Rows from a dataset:
== == ==
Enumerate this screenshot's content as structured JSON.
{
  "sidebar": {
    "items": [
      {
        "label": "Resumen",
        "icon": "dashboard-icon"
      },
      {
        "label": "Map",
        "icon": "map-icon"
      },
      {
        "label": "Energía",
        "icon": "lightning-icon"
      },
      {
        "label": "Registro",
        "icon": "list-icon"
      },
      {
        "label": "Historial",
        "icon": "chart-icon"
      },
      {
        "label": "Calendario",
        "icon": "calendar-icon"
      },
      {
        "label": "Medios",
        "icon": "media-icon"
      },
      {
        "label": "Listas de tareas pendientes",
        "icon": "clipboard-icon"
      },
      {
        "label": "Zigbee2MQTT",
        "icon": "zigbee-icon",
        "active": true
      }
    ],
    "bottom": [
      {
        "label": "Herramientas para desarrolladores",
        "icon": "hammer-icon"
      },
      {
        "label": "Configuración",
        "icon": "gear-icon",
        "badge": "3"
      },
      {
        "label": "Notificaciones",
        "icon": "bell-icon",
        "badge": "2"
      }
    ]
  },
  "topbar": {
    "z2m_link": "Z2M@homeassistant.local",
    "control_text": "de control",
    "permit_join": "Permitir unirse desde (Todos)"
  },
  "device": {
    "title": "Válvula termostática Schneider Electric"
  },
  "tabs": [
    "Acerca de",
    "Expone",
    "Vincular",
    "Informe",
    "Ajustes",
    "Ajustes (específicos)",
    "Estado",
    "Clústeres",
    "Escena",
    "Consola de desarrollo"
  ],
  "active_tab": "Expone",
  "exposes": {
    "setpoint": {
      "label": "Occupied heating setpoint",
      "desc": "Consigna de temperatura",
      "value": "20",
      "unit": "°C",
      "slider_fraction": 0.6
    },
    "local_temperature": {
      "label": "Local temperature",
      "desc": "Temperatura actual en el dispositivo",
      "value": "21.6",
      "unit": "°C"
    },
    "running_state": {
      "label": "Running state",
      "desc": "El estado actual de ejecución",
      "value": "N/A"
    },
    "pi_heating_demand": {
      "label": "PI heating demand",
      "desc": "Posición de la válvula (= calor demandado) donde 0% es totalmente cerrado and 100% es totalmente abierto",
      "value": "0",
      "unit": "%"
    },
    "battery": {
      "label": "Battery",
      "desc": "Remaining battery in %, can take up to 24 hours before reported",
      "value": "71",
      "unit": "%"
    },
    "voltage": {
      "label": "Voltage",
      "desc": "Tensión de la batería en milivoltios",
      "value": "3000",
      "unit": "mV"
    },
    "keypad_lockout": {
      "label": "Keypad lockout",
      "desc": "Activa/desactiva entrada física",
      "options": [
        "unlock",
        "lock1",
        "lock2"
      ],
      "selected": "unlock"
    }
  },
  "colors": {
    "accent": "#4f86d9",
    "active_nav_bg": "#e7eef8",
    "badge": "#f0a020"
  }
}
== == ==
### Stated exercise
Extract every entry above as it appears.

### Task output
Enumerate this screenshot's content as structured JSON.
{
  "sidebar": {
    "items": [
      {
        "label": "Resumen",
        "icon": "dashboard-icon"
      },
      {
        "label": "Map",
        "icon": "map-icon"
      },
      {
        "label": "Energía",
        "icon": "lightning-icon"
      },
      {
        "label": "Registro",
        "icon": "list-icon"
      },
      {
        "label": "Historial",
        "icon": "chart-icon"
      },
      {
        "label": "Calendario",
        "icon": "calendar-icon"
      },
      {
        "label": "Medios",
        "icon": "media-icon"
      },
      {
        "label": "Listas de tareas pendientes",
        "icon": "clipboard-icon"
      },
      {
        "label": "Zigbee2MQTT",
        "icon": "zigbee-icon",
        "active": true
      }
    ],
    "bottom": [
      {
        "label": "Herramientas para desarrolladores",
        "icon": "hammer-icon"
      },
      {
        "label": "Configuración",
        "icon": "gear-icon",
        "badge": "3"
      },
      {
        "label": "Notificaciones",
        "icon": "bell-icon",
        "badge": "2"
      }
    ]
  },
  "topbar": {
    "z2m_link": "Z2M@homeassistant.local",
    "control_text": "de control",
    "permit_join": "Permitir unirse desde (Todos)"
  },
  "device": {
    "title": "Válvula termostática Schneider Electric"
  },
  "tabs": [
    "Acerca de",
    "Expone",
    "Vincular",
    "Informe",
    "Ajustes",
    "Ajustes (específicos)",
    "Estado",
    "Clústeres",
    "Escena",
    "Consola de desarrollo"
  ],
  "active_tab": "Expone",
  "exposes": {
    "setpoint": {
      "label": "Occupied heating setpoint",
      "desc": "Consigna de temperatura",
      "value": "20",
      "unit": "°C",
      "slider_fraction": 0.6
    },
    "local_temperature": {
      "label": "Local temperature",
      "desc": "Temperatura actual en el dispositivo",
      "value": "21.6",
      "unit": "°C"
    },
    "running_state": {
      "label": "Running state",
      "desc": "El estado actual de ejecución",
      "value": "N/A"
    },
    "pi_heating_demand": {
      "label": "PI heating demand",
      "desc": "Posición de la válvula (= calor demandado) donde 0% es totalmente cerrado and 100% es totalmente abierto",
      "value": "0",
      "unit": "%"
    },
    "battery": {
      "label": "Battery",
      "desc": "Remaining battery in %, can take up to 24 hours before reported",
      "value": "71",
      "unit": "%"
    },
    "voltage": {
      "label": "Voltage",
      "desc": "Tensión de la batería en milivoltios",
      "value": "3000",
      "unit": "mV"
    },
    "keypad_lockout": {
      "label": "Keypad lockout",
      "desc": "Activa/desactiva entrada física",
      "options": [
        "unlock",
        "lock1",
        "lock2"
      ],
      "selected": "unlock"
    }
  },
  "colors": {
    "accent": "#4f86d9",
    "active_nav_bg": "#e7eef8",
    "badge": "#f0a020"
  }
}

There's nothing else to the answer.